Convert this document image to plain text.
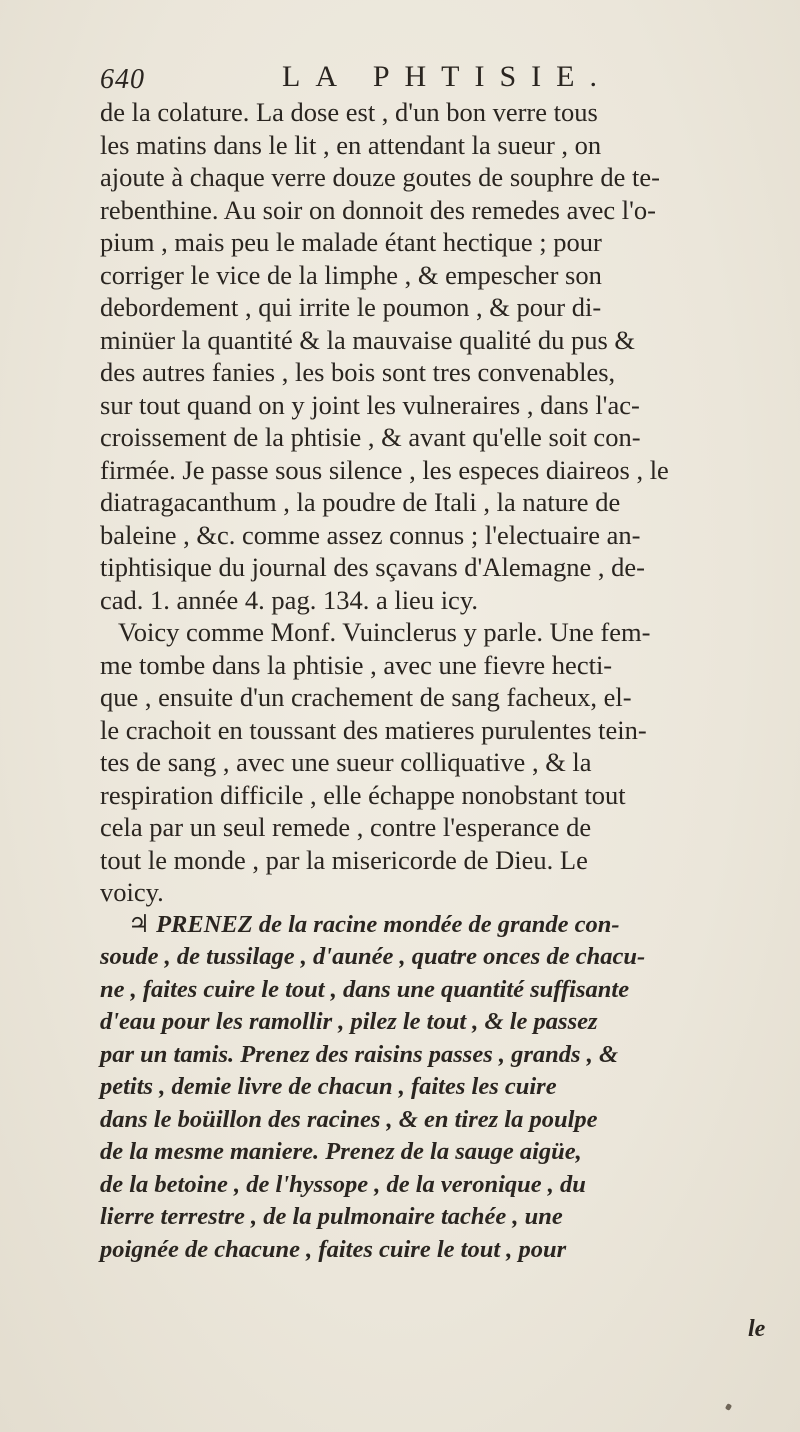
640	LA PHTISIE.
de la colature. La dose est , d'un bon verre tous
les matins dans le lit , en attendant la sueur , on
ajoute à chaque verre douze goutes de souphre de te-
rebenthine. Au soir on donnoit des remedes avec l'o-
pium , mais peu le malade étant hectique ; pour
corriger le vice de la limphe , & empescher son
debordement , qui irrite le poumon , & pour di-
minüer la quantité & la mauvaise qualité du pus &
des autres fanies , les bois sont tres convenables,
sur tout quand on y joint les vulneraires , dans l'ac-
croissement de la phtisie , & avant qu'elle soit con-
firmée. Je passe sous silence , les especes diaireos , le
diatragacanthum , la poudre de Itali , la nature de
baleine , &c. comme assez connus ; l'electuaire an-
tiphtisique du journal des sçavans d'Alemagne , de-
cad. 1. année 4. pag. 134. a lieu icy.
Voicy comme Monf. Vuinclerus y parle. Une fem-
me tombe dans la phtisie , avec une fievre hecti-
que , ensuite d'un crachement de sang facheux, el-
le crachoit en toussant des matieres purulentes tein-
tes de sang , avec une sueur colliquative , & la
respiration difficile , elle échappe nonobstant tout
cela par un seul remede , contre l'esperance de
tout le monde , par la misericorde de Dieu. Le
voicy.
♃ PRENEZ de la racine mondée de grande con-
soude , de tussilage , d'aunée , quatre onces de chacu-
ne , faites cuire le tout , dans une quantité suffisante
d'eau pour les ramollir , pilez le tout , & le passez
par un tamis. Prenez des raisins passes , grands , &
petits , demie livre de chacun , faites les cuire
dans le boüillon des racines , & en tirez la poulpe
de la mesme maniere. Prenez de la sauge aigüe,
de la betoine , de l'hyssope , de la veronique , du
lierre terrestre , de la pulmonaire tachée , une
poignée de chacune , faites cuire le tout , pour
le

SET PROBLEM: Set down the material above as is, without any pictures.

COMPLETE RESPONSE:
Convert this document image to plain text.
640	LA PHTISIE.
de la colature. La dose est , d'un bon verre tous
les matins dans le lit , en attendant la sueur , on
ajoute à chaque verre douze goutes de souphre de te-
rebenthine. Au soir on donnoit des remedes avec l'o-
pium , mais peu le malade étant hectique ; pour
corriger le vice de la limphe , & empescher son
debordement , qui irrite le poumon , & pour di-
minüer la quantité & la mauvaise qualité du pus &
des autres fanies , les bois sont tres convenables,
sur tout quand on y joint les vulneraires , dans l'ac-
croissement de la phtisie , & avant qu'elle soit con-
firmée. Je passe sous silence , les especes diaireos , le
diatragacanthum , la poudre de Itali , la nature de
baleine , &c. comme assez connus ; l'electuaire an-
tiphtisique du journal des sçavans d'Alemagne , de-
cad. 1. année 4. pag. 134. a lieu icy.
Voicy comme Monf. Vuinclerus y parle. Une fem-
me tombe dans la phtisie , avec une fievre hecti-
que , ensuite d'un crachement de sang facheux, el-
le crachoit en toussant des matieres purulentes tein-
tes de sang , avec une sueur colliquative , & la
respiration difficile , elle échappe nonobstant tout
cela par un seul remede , contre l'esperance de
tout le monde , par la misericorde de Dieu. Le
voicy.
♃ PRENEZ de la racine mondée de grande con-
soude , de tussilage , d'aunée , quatre onces de chacu-
ne , faites cuire le tout , dans une quantité suffisante
d'eau pour les ramollir , pilez le tout , & le passez
par un tamis. Prenez des raisins passes , grands , &
petits , demie livre de chacun , faites les cuire
dans le boüillon des racines , & en tirez la poulpe
de la mesme maniere. Prenez de la sauge aigüe,
de la betoine , de l'hyssope , de la veronique , du
lierre terrestre , de la pulmonaire tachée , une
poignée de chacune , faites cuire le tout , pour
le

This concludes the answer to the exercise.